元のデータ -

*****

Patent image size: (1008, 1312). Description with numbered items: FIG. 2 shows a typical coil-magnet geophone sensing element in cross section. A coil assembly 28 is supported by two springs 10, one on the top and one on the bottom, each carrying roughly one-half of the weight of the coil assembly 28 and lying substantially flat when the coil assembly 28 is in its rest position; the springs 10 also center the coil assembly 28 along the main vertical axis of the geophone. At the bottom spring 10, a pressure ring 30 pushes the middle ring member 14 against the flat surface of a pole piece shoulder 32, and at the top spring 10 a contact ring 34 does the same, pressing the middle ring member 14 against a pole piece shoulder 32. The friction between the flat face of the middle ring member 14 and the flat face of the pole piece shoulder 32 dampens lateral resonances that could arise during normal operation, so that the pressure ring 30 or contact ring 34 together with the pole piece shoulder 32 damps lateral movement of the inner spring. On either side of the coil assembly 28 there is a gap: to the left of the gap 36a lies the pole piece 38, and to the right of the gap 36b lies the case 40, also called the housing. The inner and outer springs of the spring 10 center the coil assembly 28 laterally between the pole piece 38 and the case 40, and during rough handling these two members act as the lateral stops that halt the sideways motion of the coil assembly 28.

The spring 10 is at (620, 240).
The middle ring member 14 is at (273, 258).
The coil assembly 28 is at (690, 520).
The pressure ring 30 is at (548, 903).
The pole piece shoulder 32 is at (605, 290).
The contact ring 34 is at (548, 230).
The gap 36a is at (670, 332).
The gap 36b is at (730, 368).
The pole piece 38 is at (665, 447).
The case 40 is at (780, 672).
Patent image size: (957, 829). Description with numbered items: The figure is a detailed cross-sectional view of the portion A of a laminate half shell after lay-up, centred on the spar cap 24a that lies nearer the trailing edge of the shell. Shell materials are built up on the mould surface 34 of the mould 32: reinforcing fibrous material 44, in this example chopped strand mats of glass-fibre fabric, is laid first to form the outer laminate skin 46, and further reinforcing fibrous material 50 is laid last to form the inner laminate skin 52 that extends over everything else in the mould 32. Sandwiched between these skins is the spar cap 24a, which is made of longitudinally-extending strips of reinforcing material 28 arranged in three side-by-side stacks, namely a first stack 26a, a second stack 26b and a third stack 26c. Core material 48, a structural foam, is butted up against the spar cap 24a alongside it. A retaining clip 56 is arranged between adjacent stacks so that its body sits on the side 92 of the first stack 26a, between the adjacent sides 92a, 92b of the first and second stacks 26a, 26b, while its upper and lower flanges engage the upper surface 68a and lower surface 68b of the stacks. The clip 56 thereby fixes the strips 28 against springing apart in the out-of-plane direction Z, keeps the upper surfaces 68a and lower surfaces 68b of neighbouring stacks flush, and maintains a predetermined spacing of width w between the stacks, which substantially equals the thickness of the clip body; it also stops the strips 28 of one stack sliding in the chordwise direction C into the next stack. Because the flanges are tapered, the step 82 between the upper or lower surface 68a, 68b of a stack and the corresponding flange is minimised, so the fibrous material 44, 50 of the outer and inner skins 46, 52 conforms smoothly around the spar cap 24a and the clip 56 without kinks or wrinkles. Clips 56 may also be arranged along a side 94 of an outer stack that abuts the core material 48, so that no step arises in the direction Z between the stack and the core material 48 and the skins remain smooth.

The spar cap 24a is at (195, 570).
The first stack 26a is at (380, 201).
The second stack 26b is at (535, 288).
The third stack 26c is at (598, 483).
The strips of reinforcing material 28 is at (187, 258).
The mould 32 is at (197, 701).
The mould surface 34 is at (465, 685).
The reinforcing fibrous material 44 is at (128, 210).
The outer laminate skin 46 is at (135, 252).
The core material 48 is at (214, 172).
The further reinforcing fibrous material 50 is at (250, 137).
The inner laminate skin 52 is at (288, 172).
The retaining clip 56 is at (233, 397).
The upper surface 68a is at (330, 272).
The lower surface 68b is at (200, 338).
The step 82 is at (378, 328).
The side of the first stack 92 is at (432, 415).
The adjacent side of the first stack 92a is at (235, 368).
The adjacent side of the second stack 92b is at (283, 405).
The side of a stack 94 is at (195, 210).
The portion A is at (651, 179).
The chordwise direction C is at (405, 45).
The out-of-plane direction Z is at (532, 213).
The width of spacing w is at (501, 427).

*****

課題 -
上のデータを最初から最後まで、一字一句変えずにそのまま書き写してください。

解答全文 -
Patent image size: (1008, 1312). Description with numbered items: FIG. 2 shows a typical coil-magnet geophone sensing element in cross section. A coil assembly 28 is supported by two springs 10, one on the top and one on the bottom, each carrying roughly one-half of the weight of the coil assembly 28 and lying substantially flat when the coil assembly 28 is in its rest position; the springs 10 also center the coil assembly 28 along the main vertical axis of the geophone. At the bottom spring 10, a pressure ring 30 pushes the middle ring member 14 against the flat surface of a pole piece shoulder 32, and at the top spring 10 a contact ring 34 does the same, pressing the middle ring member 14 against a pole piece shoulder 32. The friction between the flat face of the middle ring member 14 and the flat face of the pole piece shoulder 32 dampens lateral resonances that could arise during normal operation, so that the pressure ring 30 or contact ring 34 together with the pole piece shoulder 32 damps lateral movement of the inner spring. On either side of the coil assembly 28 there is a gap: to the left of the gap 36a lies the pole piece 38, and to the right of the gap 36b lies the case 40, also called the housing. The inner and outer springs of the spring 10 center the coil assembly 28 laterally between the pole piece 38 and the case 40, and during rough handling these two members act as the lateral stops that halt the sideways motion of the coil assembly 28.

The spring 10 is at (620, 240).
The middle ring member 14 is at (273, 258).
The coil assembly 28 is at (690, 520).
The pressure ring 30 is at (548, 903).
The pole piece shoulder 32 is at (605, 290).
The contact ring 34 is at (548, 230).
The gap 36a is at (670, 332).
The gap 36b is at (730, 368).
The pole piece 38 is at (665, 447).
The case 40 is at (780, 672).
Patent image size: (957, 829). Description with numbered items: The figure is a detailed cross-sectional view of the portion A of a laminate half shell after lay-up, centred on the spar cap 24a that lies nearer the trailing edge of the shell. Shell materials are built up on the mould surface 34 of the mould 32: reinforcing fibrous material 44, in this example chopped strand mats of glass-fibre fabric, is laid first to form the outer laminate skin 46, and further reinforcing fibrous material 50 is laid last to form the inner laminate skin 52 that extends over everything else in the mould 32. Sandwiched between these skins is the spar cap 24a, which is made of longitudinally-extending strips of reinforcing material 28 arranged in three side-by-side stacks, namely a first stack 26a, a second stack 26b and a third stack 26c. Core material 48, a structural foam, is butted up against the spar cap 24a alongside it. A retaining clip 56 is arranged between adjacent stacks so that its body sits on the side 92 of the first stack 26a, between the adjacent sides 92a, 92b of the first and second stacks 26a, 26b, while its upper and lower flanges engage the upper surface 68a and lower surface 68b of the stacks. The clip 56 thereby fixes the strips 28 against springing apart in the out-of-plane direction Z, keeps the upper surfaces 68a and lower surfaces 68b of neighbouring stacks flush, and maintains a predetermined spacing of width w between the stacks, which substantially equals the thickness of the clip body; it also stops the strips 28 of one stack sliding in the chordwise direction C into the next stack. Because the flanges are tapered, the step 82 between the upper or lower surface 68a, 68b of a stack and the corresponding flange is minimised, so the fibrous material 44, 50 of the outer and inner skins 46, 52 conforms smoothly around the spar cap 24a and the clip 56 without kinks or wrinkles. Clips 56 may also be arranged along a side 94 of an outer stack that abuts the core material 48, so that no step arises in the direction Z between the stack and the core material 48 and the skins remain smooth.

The spar cap 24a is at (195, 570).
The first stack 26a is at (380, 201).
The second stack 26b is at (535, 288).
The third stack 26c is at (598, 483).
The strips of reinforcing material 28 is at (187, 258).
The mould 32 is at (197, 701).
The mould surface 34 is at (465, 685).
The reinforcing fibrous material 44 is at (128, 210).
The outer laminate skin 46 is at (135, 252).
The core material 48 is at (214, 172).
The further reinforcing fibrous material 50 is at (250, 137).
The inner laminate skin 52 is at (288, 172).
The retaining clip 56 is at (233, 397).
The upper surface 68a is at (330, 272).
The lower surface 68b is at (200, 338).
The step 82 is at (378, 328).
The side of the first stack 92 is at (432, 415).
The adjacent side of the first stack 92a is at (235, 368).
The adjacent side of the second stack 92b is at (283, 405).
The side of a stack 94 is at (195, 210).
The portion A is at (651, 179).
The chordwise direction C is at (405, 45).
The out-of-plane direction Z is at (532, 213).
The width of spacing w is at (501, 427).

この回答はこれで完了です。